> Job: Copy out each line of the material below with no changes.

── Source material

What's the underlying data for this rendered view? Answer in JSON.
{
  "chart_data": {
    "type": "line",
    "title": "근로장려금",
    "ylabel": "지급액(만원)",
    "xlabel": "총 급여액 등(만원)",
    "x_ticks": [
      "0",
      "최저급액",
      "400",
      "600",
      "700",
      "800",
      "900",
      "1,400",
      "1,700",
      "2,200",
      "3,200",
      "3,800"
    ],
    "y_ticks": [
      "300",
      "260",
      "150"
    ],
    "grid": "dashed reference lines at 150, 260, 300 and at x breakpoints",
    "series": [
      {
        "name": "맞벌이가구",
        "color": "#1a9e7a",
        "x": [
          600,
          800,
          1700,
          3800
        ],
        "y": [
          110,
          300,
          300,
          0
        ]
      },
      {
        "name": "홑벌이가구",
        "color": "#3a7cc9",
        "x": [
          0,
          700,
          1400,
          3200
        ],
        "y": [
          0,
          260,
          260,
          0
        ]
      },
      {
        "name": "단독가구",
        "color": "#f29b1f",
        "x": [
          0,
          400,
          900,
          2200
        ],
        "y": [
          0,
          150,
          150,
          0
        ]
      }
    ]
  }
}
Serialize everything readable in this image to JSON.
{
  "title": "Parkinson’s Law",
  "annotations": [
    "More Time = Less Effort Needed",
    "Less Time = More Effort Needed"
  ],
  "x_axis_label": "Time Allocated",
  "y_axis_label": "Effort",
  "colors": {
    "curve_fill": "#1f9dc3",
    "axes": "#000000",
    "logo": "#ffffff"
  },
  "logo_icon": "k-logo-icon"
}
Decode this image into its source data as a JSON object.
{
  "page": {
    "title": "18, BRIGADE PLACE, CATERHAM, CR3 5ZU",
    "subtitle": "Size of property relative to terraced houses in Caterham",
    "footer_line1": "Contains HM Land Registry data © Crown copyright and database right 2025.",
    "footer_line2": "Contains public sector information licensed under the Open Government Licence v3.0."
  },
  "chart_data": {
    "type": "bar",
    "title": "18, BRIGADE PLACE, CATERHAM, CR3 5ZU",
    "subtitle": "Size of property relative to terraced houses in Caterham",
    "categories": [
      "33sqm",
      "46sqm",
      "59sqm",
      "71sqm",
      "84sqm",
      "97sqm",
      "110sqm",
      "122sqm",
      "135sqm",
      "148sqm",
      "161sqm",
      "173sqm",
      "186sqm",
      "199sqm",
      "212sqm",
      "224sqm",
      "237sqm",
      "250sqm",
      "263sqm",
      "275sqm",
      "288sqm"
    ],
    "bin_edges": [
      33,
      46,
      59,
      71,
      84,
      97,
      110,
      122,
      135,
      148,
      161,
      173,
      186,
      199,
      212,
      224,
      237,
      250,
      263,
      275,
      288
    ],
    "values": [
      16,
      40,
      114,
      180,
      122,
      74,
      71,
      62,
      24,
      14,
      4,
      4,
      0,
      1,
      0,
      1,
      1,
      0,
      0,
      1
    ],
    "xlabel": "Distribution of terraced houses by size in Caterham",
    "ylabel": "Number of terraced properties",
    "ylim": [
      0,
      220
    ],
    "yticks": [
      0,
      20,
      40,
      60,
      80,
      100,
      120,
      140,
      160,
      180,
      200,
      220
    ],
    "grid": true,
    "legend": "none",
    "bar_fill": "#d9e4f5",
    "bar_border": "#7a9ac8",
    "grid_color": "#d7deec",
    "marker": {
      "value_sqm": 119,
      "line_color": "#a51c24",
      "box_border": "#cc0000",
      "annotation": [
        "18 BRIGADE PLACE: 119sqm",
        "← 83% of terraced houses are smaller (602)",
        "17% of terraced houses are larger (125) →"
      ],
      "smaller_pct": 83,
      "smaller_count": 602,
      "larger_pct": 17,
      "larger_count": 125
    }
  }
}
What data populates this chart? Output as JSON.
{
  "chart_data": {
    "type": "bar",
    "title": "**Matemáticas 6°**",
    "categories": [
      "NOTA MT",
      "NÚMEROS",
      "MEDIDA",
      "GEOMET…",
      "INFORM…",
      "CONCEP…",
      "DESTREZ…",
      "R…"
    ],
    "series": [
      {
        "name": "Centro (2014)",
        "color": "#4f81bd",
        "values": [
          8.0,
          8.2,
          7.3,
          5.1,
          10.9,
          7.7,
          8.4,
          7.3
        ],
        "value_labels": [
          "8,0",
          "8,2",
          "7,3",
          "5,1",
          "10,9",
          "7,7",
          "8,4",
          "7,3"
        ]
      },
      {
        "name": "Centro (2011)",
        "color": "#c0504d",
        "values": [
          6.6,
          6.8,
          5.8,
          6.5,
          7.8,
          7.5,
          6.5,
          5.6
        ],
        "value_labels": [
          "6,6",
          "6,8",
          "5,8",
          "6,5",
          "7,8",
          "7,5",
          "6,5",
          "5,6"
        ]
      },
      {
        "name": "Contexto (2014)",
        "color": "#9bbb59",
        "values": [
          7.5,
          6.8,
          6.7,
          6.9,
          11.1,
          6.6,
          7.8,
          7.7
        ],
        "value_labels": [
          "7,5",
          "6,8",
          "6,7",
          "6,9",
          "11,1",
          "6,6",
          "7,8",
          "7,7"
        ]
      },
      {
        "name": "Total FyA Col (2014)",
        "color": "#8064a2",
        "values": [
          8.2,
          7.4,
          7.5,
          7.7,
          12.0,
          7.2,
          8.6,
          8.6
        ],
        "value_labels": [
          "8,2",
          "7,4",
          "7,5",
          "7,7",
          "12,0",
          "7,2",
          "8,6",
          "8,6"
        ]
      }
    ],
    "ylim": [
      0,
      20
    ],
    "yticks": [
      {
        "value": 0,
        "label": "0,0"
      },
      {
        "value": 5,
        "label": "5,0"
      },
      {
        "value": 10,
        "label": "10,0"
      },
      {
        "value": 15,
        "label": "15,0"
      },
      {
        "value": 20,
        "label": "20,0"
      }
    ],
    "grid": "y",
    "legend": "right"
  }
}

────

> Task output:
What's the underlying data for this rendered view? Answer in JSON.
{
  "chart_data": {
    "type": "line",
    "title": "근로장려금",
    "ylabel": "지급액(만원)",
    "xlabel": "총 급여액 등(만원)",
    "x_ticks": [
      "0",
      "최저급액",
      "400",
      "600",
      "700",
      "800",
      "900",
      "1,400",
      "1,700",
      "2,200",
      "3,200",
      "3,800"
    ],
    "y_ticks": [
      "300",
      "260",
      "150"
    ],
    "grid": "dashed reference lines at 150, 260, 300 and at x breakpoints",
    "series": [
      {
        "name": "맞벌이가구",
        "color": "#1a9e7a",
        "x": [
          600,
          800,
          1700,
          3800
        ],
        "y": [
          110,
          300,
          300,
          0
        ]
      },
      {
        "name": "홑벌이가구",
        "color": "#3a7cc9",
        "x": [
          0,
          700,
          1400,
          3200
        ],
        "y": [
          0,
          260,
          260,
          0
        ]
      },
      {
        "name": "단독가구",
        "color": "#f29b1f",
        "x": [
          0,
          400,
          900,
          2200
        ],
        "y": [
          0,
          150,
          150,
          0
        ]
      }
    ]
  }
}
Serialize everything readable in this image to JSON.
{
  "title": "Parkinson’s Law",
  "annotations": [
    "More Time = Less Effort Needed",
    "Less Time = More Effort Needed"
  ],
  "x_axis_label": "Time Allocated",
  "y_axis_label": "Effort",
  "colors": {
    "curve_fill": "#1f9dc3",
    "axes": "#000000",
    "logo": "#ffffff"
  },
  "logo_icon": "k-logo-icon"
}
Decode this image into its source data as a JSON object.
{
  "page": {
    "title": "18, BRIGADE PLACE, CATERHAM, CR3 5ZU",
    "subtitle": "Size of property relative to terraced houses in Caterham",
    "footer_line1": "Contains HM Land Registry data © Crown copyright and database right 2025.",
    "footer_line2": "Contains public sector information licensed under the Open Government Licence v3.0."
  },
  "chart_data": {
    "type": "bar",
    "title": "18, BRIGADE PLACE, CATERHAM, CR3 5ZU",
    "subtitle": "Size of property relative to terraced houses in Caterham",
    "categories": [
      "33sqm",
      "46sqm",
      "59sqm",
      "71sqm",
      "84sqm",
      "97sqm",
      "110sqm",
      "122sqm",
      "135sqm",
      "148sqm",
      "161sqm",
      "173sqm",
      "186sqm",
      "199sqm",
      "212sqm",
      "224sqm",
      "237sqm",
      "250sqm",
      "263sqm",
      "275sqm",
      "288sqm"
    ],
    "bin_edges": [
      33,
      46,
      59,
      71,
      84,
      97,
      110,
      122,
      135,
      148,
      161,
      173,
      186,
      199,
      212,
      224,
      237,
      250,
      263,
      275,
      288
    ],
    "values": [
      16,
      40,
      114,
      180,
      122,
      74,
      71,
      62,
      24,
      14,
      4,
      4,
      0,
      1,
      0,
      1,
      1,
      0,
      0,
      1
    ],
    "xlabel": "Distribution of terraced houses by size in Caterham",
    "ylabel": "Number of terraced properties",
    "ylim": [
      0,
      220
    ],
    "yticks": [
      0,
      20,
      40,
      60,
      80,
      100,
      120,
      140,
      160,
      180,
      200,
      220
    ],
    "grid": true,
    "legend": "none",
    "bar_fill": "#d9e4f5",
    "bar_border": "#7a9ac8",
    "grid_color": "#d7deec",
    "marker": {
      "value_sqm": 119,
      "line_color": "#a51c24",
      "box_border": "#cc0000",
      "annotation": [
        "18 BRIGADE PLACE: 119sqm",
        "← 83% of terraced houses are smaller (602)",
        "17% of terraced houses are larger (125) →"
      ],
      "smaller_pct": 83,
      "smaller_count": 602,
      "larger_pct": 17,
      "larger_count": 125
    }
  }
}
What data populates this chart? Output as JSON.
{
  "chart_data": {
    "type": "bar",
    "title": "**Matemáticas 6°**",
    "categories": [
      "NOTA MT",
      "NÚMEROS",
      "MEDIDA",
      "GEOMET…",
      "INFORM…",
      "CONCEP…",
      "DESTREZ…",
      "R…"
    ],
    "series": [
      {
        "name": "Centro (2014)",
        "color": "#4f81bd",
        "values": [
          8.0,
          8.2,
          7.3,
          5.1,
          10.9,
          7.7,
          8.4,
          7.3
        ],
        "value_labels": [
          "8,0",
          "8,2",
          "7,3",
          "5,1",
          "10,9",
          "7,7",
          "8,4",
          "7,3"
        ]
      },
      {
        "name": "Centro (2011)",
        "color": "#c0504d",
        "values": [
          6.6,
          6.8,
          5.8,
          6.5,
          7.8,
          7.5,
          6.5,
          5.6
        ],
        "value_labels": [
          "6,6",
          "6,8",
          "5,8",
          "6,5",
          "7,8",
          "7,5",
          "6,5",
          "5,6"
        ]
      },
      {
        "name": "Contexto (2014)",
        "color": "#9bbb59",
        "values": [
          7.5,
          6.8,
          6.7,
          6.9,
          11.1,
          6.6,
          7.8,
          7.7
        ],
        "value_labels": [
          "7,5",
          "6,8",
          "6,7",
          "6,9",
          "11,1",
          "6,6",
          "7,8",
          "7,7"
        ]
      },
      {
        "name": "Total FyA Col (2014)",
        "color": "#8064a2",
        "values": [
          8.2,
          7.4,
          7.5,
          7.7,
          12.0,
          7.2,
          8.6,
          8.6
        ],
        "value_labels": [
          "8,2",
          "7,4",
          "7,5",
          "7,7",
          "12,0",
          "7,2",
          "8,6",
          "8,6"
        ]
      }
    ],
    "ylim": [
      0,
      20
    ],
    "yticks": [
      {
        "value": 0,
        "label": "0,0"
      },
      {
        "value": 5,
        "label": "5,0"
      },
      {
        "value": 10,
        "label": "10,0"
      },
      {
        "value": 15,
        "label": "15,0"
      },
      {
        "value": 20,
        "label": "20,0"
      }
    ],
    "grid": "y",
    "legend": "right"
  }
}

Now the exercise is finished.